YOUR INSTRUCTIONS: Using the listing below, select the lines with the word "Sveti" and copy them.
-------------------------
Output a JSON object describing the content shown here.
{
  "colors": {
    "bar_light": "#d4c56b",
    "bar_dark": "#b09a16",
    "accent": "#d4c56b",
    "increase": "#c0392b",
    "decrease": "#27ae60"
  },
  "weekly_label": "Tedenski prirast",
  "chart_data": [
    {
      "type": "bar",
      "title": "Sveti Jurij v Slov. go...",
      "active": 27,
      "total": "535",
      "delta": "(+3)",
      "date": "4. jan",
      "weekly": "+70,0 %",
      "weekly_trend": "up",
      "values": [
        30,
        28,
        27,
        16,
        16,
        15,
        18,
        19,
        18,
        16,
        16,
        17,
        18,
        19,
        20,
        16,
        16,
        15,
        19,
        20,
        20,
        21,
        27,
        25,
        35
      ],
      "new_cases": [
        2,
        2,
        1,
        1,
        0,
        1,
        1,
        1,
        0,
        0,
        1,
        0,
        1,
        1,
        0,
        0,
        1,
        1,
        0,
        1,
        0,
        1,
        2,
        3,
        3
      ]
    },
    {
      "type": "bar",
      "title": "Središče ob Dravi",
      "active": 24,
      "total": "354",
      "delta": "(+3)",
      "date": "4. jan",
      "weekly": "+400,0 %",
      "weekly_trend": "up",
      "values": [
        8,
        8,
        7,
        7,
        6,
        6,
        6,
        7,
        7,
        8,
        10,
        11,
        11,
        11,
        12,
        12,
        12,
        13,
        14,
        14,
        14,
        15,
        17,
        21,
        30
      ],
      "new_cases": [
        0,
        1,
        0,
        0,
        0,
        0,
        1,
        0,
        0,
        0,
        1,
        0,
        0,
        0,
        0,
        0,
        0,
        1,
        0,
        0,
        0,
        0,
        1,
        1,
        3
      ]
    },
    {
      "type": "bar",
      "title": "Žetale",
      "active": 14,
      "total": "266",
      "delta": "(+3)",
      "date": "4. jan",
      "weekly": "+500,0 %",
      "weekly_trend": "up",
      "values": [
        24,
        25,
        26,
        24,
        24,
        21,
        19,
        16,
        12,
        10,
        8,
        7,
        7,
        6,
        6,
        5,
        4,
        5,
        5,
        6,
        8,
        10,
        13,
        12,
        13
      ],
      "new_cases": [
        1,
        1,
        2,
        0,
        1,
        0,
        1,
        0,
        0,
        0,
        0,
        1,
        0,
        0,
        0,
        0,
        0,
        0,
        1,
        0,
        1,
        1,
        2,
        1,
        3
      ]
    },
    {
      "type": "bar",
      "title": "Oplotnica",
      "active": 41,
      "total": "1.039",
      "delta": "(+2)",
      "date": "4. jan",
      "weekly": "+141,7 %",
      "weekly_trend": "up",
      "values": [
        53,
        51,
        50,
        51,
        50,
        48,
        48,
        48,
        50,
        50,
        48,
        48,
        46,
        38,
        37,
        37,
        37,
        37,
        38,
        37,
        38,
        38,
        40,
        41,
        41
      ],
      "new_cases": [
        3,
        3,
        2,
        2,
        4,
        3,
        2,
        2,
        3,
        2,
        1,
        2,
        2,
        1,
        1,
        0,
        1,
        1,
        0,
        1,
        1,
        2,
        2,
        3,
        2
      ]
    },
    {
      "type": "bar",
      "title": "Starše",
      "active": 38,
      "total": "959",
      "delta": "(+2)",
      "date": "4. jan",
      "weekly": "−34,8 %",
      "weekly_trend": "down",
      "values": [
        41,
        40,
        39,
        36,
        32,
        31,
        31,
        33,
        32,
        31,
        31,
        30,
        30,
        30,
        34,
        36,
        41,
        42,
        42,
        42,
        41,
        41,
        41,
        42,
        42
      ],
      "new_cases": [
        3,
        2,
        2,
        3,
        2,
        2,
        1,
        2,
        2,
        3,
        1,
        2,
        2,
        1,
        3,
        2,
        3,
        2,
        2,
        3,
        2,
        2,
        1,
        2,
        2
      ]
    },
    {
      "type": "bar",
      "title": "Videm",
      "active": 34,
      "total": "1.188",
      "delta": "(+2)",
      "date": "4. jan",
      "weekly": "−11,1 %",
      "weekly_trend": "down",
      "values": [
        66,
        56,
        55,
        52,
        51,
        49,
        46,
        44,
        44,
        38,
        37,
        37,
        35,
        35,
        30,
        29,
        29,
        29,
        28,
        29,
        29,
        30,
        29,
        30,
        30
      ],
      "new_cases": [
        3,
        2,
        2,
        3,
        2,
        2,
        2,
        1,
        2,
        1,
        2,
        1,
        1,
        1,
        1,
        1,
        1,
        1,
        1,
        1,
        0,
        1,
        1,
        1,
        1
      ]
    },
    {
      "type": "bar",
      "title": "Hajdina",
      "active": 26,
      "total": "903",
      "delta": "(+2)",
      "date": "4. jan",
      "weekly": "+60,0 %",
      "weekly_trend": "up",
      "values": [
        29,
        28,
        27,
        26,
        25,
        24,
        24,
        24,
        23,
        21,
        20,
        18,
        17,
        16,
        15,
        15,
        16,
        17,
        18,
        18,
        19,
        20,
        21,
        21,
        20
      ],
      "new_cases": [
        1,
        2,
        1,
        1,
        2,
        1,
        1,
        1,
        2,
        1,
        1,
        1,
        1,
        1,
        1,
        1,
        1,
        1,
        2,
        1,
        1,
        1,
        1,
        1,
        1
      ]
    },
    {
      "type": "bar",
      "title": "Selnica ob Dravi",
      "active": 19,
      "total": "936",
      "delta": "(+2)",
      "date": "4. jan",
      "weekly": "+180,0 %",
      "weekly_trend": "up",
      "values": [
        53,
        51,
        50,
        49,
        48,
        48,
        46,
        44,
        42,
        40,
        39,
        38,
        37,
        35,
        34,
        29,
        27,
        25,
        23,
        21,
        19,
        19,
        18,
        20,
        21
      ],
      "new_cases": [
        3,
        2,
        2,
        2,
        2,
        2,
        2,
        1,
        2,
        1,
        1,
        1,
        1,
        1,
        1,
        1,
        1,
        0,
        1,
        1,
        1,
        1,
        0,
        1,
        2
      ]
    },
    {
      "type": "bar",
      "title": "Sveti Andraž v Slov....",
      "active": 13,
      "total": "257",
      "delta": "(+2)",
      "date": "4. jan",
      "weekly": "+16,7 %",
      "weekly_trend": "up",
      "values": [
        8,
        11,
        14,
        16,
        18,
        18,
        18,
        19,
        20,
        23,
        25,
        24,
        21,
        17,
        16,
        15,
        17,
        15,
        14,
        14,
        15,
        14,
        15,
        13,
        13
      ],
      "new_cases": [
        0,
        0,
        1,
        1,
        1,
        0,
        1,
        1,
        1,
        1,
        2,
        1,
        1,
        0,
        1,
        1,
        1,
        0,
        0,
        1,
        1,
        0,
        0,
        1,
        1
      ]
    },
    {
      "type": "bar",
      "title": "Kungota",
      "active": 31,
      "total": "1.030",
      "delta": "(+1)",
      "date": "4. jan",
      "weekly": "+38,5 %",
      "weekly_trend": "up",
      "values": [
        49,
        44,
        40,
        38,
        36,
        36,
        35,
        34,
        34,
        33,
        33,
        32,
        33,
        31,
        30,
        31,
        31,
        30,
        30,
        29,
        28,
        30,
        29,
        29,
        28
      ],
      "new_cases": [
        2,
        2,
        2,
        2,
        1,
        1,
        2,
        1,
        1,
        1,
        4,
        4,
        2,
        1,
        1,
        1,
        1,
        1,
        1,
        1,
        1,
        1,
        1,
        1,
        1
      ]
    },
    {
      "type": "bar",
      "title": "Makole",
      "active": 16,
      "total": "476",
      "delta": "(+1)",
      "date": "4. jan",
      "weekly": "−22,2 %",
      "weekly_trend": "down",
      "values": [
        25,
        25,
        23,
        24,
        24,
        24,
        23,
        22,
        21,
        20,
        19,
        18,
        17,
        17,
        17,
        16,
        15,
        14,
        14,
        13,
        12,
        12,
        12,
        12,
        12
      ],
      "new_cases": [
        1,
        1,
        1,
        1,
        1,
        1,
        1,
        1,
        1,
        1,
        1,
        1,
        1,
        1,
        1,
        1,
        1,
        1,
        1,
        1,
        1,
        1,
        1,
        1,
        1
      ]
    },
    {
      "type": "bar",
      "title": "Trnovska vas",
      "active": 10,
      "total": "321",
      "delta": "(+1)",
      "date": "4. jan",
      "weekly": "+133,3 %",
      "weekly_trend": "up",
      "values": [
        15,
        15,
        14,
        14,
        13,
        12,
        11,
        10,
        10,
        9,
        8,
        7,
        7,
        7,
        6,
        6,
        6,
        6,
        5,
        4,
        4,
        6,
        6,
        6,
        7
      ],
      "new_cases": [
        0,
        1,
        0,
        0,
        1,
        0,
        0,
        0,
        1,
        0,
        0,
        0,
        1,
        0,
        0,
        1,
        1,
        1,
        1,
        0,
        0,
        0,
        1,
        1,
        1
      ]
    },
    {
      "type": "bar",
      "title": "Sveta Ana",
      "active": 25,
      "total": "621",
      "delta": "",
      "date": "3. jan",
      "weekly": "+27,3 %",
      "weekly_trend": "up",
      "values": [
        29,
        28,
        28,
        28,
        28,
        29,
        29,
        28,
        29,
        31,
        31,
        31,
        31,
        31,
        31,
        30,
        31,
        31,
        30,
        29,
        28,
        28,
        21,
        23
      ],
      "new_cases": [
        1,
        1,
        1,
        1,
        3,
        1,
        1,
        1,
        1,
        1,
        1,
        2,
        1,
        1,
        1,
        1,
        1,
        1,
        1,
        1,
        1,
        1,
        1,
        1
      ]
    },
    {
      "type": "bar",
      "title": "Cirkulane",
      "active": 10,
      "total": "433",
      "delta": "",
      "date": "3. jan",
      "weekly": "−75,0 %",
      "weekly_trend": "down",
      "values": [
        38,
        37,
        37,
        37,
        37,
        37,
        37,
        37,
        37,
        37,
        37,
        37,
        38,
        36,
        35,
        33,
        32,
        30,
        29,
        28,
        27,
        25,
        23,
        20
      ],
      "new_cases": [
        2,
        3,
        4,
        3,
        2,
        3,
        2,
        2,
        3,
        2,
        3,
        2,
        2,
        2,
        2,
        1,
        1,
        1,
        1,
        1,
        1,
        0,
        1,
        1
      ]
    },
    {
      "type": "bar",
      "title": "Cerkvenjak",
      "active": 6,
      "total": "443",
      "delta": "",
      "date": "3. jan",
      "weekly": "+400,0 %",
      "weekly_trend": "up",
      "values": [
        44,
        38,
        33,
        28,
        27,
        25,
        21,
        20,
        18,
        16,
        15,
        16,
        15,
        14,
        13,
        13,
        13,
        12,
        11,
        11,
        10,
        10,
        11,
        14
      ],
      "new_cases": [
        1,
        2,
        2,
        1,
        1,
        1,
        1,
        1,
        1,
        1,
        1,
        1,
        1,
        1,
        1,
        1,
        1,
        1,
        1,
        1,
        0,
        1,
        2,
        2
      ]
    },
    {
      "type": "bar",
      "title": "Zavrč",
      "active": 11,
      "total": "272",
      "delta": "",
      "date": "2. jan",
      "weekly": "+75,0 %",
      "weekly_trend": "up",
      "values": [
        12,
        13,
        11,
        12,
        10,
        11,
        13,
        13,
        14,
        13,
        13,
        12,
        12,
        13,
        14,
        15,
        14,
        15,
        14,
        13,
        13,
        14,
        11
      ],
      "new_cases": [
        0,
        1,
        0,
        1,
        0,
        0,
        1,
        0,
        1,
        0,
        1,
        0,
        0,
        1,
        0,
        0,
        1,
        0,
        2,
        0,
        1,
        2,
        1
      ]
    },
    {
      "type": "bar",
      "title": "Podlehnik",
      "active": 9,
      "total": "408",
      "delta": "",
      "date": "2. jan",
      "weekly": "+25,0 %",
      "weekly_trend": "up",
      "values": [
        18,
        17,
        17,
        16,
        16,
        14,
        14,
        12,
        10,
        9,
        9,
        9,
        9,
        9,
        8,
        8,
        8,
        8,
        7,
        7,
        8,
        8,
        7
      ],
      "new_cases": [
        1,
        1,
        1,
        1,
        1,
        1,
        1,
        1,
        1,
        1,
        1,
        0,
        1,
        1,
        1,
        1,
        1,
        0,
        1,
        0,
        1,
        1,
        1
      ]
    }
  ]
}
-------------------------
OUTPUT:
      "title": "Sveti Jurij v Slov. go...",
      "title": "Sveti Andraž v Slov....",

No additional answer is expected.